(Stored items from a collection)
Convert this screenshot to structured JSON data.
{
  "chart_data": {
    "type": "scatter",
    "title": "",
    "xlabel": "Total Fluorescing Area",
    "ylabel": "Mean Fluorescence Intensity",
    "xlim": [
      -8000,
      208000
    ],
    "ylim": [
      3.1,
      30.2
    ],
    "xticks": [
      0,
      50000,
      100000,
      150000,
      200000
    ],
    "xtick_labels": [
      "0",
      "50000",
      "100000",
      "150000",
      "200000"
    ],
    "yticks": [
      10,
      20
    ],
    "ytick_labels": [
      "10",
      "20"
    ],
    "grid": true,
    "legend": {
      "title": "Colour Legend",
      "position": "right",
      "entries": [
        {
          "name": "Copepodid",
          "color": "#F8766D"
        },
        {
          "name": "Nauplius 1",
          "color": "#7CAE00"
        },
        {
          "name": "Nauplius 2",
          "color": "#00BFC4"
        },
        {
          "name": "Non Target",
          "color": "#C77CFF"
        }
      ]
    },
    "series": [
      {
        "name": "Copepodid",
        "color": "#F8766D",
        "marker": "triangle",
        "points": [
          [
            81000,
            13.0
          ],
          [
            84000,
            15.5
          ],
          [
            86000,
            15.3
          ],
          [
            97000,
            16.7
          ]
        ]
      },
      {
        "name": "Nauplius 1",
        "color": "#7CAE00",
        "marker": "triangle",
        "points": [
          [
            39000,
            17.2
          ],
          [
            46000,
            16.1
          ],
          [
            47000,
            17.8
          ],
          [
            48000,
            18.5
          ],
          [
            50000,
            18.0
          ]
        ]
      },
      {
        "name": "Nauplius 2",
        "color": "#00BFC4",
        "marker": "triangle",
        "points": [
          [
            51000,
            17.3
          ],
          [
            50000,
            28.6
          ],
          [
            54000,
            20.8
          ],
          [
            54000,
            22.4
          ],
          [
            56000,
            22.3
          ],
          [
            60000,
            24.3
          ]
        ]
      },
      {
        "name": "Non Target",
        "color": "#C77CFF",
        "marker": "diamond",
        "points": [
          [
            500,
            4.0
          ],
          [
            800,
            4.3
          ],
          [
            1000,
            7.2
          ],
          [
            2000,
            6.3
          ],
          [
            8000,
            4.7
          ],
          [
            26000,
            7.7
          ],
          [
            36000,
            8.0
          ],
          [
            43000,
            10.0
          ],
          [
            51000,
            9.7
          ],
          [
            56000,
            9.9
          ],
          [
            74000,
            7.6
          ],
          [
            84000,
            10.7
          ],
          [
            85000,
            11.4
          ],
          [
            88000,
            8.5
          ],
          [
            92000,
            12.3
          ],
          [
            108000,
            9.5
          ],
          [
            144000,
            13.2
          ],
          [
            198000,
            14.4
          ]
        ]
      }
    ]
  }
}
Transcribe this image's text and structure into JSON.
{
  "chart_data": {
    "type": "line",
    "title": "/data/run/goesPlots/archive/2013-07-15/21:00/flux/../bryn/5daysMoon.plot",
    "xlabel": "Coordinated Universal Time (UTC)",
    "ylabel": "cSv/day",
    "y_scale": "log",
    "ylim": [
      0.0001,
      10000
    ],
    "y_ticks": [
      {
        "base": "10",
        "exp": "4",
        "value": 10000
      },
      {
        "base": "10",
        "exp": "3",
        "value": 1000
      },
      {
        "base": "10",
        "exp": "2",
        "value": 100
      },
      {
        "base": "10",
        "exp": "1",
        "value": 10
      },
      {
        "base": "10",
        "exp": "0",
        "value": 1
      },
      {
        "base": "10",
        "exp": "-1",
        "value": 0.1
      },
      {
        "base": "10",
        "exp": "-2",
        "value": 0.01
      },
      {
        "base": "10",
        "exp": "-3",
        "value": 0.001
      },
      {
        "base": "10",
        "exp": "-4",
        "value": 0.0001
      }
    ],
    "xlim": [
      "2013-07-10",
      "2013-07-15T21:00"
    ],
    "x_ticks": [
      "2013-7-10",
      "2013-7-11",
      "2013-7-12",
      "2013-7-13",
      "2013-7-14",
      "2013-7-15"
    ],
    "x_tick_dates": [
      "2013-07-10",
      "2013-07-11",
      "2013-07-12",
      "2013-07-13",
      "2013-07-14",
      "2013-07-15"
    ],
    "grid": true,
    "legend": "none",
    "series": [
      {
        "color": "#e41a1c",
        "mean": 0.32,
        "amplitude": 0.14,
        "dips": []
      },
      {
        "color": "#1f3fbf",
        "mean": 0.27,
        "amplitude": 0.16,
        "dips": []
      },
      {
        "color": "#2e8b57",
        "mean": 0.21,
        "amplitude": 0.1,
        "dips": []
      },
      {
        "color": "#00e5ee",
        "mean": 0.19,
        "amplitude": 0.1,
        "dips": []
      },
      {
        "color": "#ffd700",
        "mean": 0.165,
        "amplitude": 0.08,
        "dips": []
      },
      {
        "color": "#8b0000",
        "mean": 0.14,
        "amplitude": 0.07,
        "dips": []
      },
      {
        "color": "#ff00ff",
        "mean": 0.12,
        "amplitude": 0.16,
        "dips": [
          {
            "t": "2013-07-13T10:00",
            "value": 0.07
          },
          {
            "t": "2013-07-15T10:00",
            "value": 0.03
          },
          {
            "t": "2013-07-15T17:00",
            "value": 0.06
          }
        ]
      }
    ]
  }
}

- _EXERCISE DETAILS_:
Return the listing above word for word.

- _COMPLETE OUTPUT_:
Convert this screenshot to structured JSON data.
{
  "chart_data": {
    "type": "scatter",
    "title": "",
    "xlabel": "Total Fluorescing Area",
    "ylabel": "Mean Fluorescence Intensity",
    "xlim": [
      -8000,
      208000
    ],
    "ylim": [
      3.1,
      30.2
    ],
    "xticks": [
      0,
      50000,
      100000,
      150000,
      200000
    ],
    "xtick_labels": [
      "0",
      "50000",
      "100000",
      "150000",
      "200000"
    ],
    "yticks": [
      10,
      20
    ],
    "ytick_labels": [
      "10",
      "20"
    ],
    "grid": true,
    "legend": {
      "title": "Colour Legend",
      "position": "right",
      "entries": [
        {
          "name": "Copepodid",
          "color": "#F8766D"
        },
        {
          "name": "Nauplius 1",
          "color": "#7CAE00"
        },
        {
          "name": "Nauplius 2",
          "color": "#00BFC4"
        },
        {
          "name": "Non Target",
          "color": "#C77CFF"
        }
      ]
    },
    "series": [
      {
        "name": "Copepodid",
        "color": "#F8766D",
        "marker": "triangle",
        "points": [
          [
            81000,
            13.0
          ],
          [
            84000,
            15.5
          ],
          [
            86000,
            15.3
          ],
          [
            97000,
            16.7
          ]
        ]
      },
      {
        "name": "Nauplius 1",
        "color": "#7CAE00",
        "marker": "triangle",
        "points": [
          [
            39000,
            17.2
          ],
          [
            46000,
            16.1
          ],
          [
            47000,
            17.8
          ],
          [
            48000,
            18.5
          ],
          [
            50000,
            18.0
          ]
        ]
      },
      {
        "name": "Nauplius 2",
        "color": "#00BFC4",
        "marker": "triangle",
        "points": [
          [
            51000,
            17.3
          ],
          [
            50000,
            28.6
          ],
          [
            54000,
            20.8
          ],
          [
            54000,
            22.4
          ],
          [
            56000,
            22.3
          ],
          [
            60000,
            24.3
          ]
        ]
      },
      {
        "name": "Non Target",
        "color": "#C77CFF",
        "marker": "diamond",
        "points": [
          [
            500,
            4.0
          ],
          [
            800,
            4.3
          ],
          [
            1000,
            7.2
          ],
          [
            2000,
            6.3
          ],
          [
            8000,
            4.7
          ],
          [
            26000,
            7.7
          ],
          [
            36000,
            8.0
          ],
          [
            43000,
            10.0
          ],
          [
            51000,
            9.7
          ],
          [
            56000,
            9.9
          ],
          [
            74000,
            7.6
          ],
          [
            84000,
            10.7
          ],
          [
            85000,
            11.4
          ],
          [
            88000,
            8.5
          ],
          [
            92000,
            12.3
          ],
          [
            108000,
            9.5
          ],
          [
            144000,
            13.2
          ],
          [
            198000,
            14.4
          ]
        ]
      }
    ]
  }
}
Transcribe this image's text and structure into JSON.
{
  "chart_data": {
    "type": "line",
    "title": "/data/run/goesPlots/archive/2013-07-15/21:00/flux/../bryn/5daysMoon.plot",
    "xlabel": "Coordinated Universal Time (UTC)",
    "ylabel": "cSv/day",
    "y_scale": "log",
    "ylim": [
      0.0001,
      10000
    ],
    "y_ticks": [
      {
        "base": "10",
        "exp": "4",
        "value": 10000
      },
      {
        "base": "10",
        "exp": "3",
        "value": 1000
      },
      {
        "base": "10",
        "exp": "2",
        "value": 100
      },
      {
        "base": "10",
        "exp": "1",
        "value": 10
      },
      {
        "base": "10",
        "exp": "0",
        "value": 1
      },
      {
        "base": "10",
        "exp": "-1",
        "value": 0.1
      },
      {
        "base": "10",
        "exp": "-2",
        "value": 0.01
      },
      {
        "base": "10",
        "exp": "-3",
        "value": 0.001
      },
      {
        "base": "10",
        "exp": "-4",
        "value": 0.0001
      }
    ],
    "xlim": [
      "2013-07-10",
      "2013-07-15T21:00"
    ],
    "x_ticks": [
      "2013-7-10",
      "2013-7-11",
      "2013-7-12",
      "2013-7-13",
      "2013-7-14",
      "2013-7-15"
    ],
    "x_tick_dates": [
      "2013-07-10",
      "2013-07-11",
      "2013-07-12",
      "2013-07-13",
      "2013-07-14",
      "2013-07-15"
    ],
    "grid": true,
    "legend": "none",
    "series": [
      {
        "color": "#e41a1c",
        "mean": 0.32,
        "amplitude": 0.14,
        "dips": []
      },
      {
        "color": "#1f3fbf",
        "mean": 0.27,
        "amplitude": 0.16,
        "dips": []
      },
      {
        "color": "#2e8b57",
        "mean": 0.21,
        "amplitude": 0.1,
        "dips": []
      },
      {
        "color": "#00e5ee",
        "mean": 0.19,
        "amplitude": 0.1,
        "dips": []
      },
      {
        "color": "#ffd700",
        "mean": 0.165,
        "amplitude": 0.08,
        "dips": []
      },
      {
        "color": "#8b0000",
        "mean": 0.14,
        "amplitude": 0.07,
        "dips": []
      },
      {
        "color": "#ff00ff",
        "mean": 0.12,
        "amplitude": 0.16,
        "dips": [
          {
            "t": "2013-07-13T10:00",
            "value": 0.07
          },
          {
            "t": "2013-07-15T10:00",
            "value": 0.03
          },
          {
            "t": "2013-07-15T17:00",
            "value": 0.06
          }
        ]
      }
    ]
  }
}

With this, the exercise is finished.